Output an exact reproduction of the data.

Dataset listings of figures
───

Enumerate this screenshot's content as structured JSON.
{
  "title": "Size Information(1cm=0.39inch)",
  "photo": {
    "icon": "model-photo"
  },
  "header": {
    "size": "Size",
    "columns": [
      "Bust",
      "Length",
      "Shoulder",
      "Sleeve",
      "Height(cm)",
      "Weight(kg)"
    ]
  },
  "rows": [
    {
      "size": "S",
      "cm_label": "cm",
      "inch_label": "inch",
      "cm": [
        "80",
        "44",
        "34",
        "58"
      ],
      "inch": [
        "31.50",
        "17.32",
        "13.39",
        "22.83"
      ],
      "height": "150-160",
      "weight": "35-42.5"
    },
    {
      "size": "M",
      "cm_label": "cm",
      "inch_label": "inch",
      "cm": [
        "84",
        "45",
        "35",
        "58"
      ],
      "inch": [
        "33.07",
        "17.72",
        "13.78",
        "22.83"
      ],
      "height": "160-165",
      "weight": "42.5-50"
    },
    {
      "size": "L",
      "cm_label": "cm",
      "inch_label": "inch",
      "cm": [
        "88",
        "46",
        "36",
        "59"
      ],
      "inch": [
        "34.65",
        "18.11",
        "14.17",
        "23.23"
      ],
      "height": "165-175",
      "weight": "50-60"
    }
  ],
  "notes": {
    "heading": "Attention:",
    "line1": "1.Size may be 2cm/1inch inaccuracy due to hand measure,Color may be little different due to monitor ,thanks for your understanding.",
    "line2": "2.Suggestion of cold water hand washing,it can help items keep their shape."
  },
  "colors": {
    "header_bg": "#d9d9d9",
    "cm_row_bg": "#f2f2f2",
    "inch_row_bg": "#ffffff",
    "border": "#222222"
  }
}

───

● **Exercise result**:
Enumerate this screenshot's content as structured JSON.
{
  "title": "Size Information(1cm=0.39inch)",
  "photo": {
    "icon": "model-photo"
  },
  "header": {
    "size": "Size",
    "columns": [
      "Bust",
      "Length",
      "Shoulder",
      "Sleeve",
      "Height(cm)",
      "Weight(kg)"
    ]
  },
  "rows": [
    {
      "size": "S",
      "cm_label": "cm",
      "inch_label": "inch",
      "cm": [
        "80",
        "44",
        "34",
        "58"
      ],
      "inch": [
        "31.50",
        "17.32",
        "13.39",
        "22.83"
      ],
      "height": "150-160",
      "weight": "35-42.5"
    },
    {
      "size": "M",
      "cm_label": "cm",
      "inch_label": "inch",
      "cm": [
        "84",
        "45",
        "35",
        "58"
      ],
      "inch": [
        "33.07",
        "17.72",
        "13.78",
        "22.83"
      ],
      "height": "160-165",
      "weight": "42.5-50"
    },
    {
      "size": "L",
      "cm_label": "cm",
      "inch_label": "inch",
      "cm": [
        "88",
        "46",
        "36",
        "59"
      ],
      "inch": [
        "34.65",
        "18.11",
        "14.17",
        "23.23"
      ],
      "height": "165-175",
      "weight": "50-60"
    }
  ],
  "notes": {
    "heading": "Attention:",
    "line1": "1.Size may be 2cm/1inch inaccuracy due to hand measure,Color may be little different due to monitor ,thanks for your understanding.",
    "line2": "2.Suggestion of cold water hand washing,it can help items keep their shape."
  },
  "colors": {
    "header_bg": "#d9d9d9",
    "cm_row_bg": "#f2f2f2",
    "inch_row_bg": "#ffffff",
    "border": "#222222"
  }
}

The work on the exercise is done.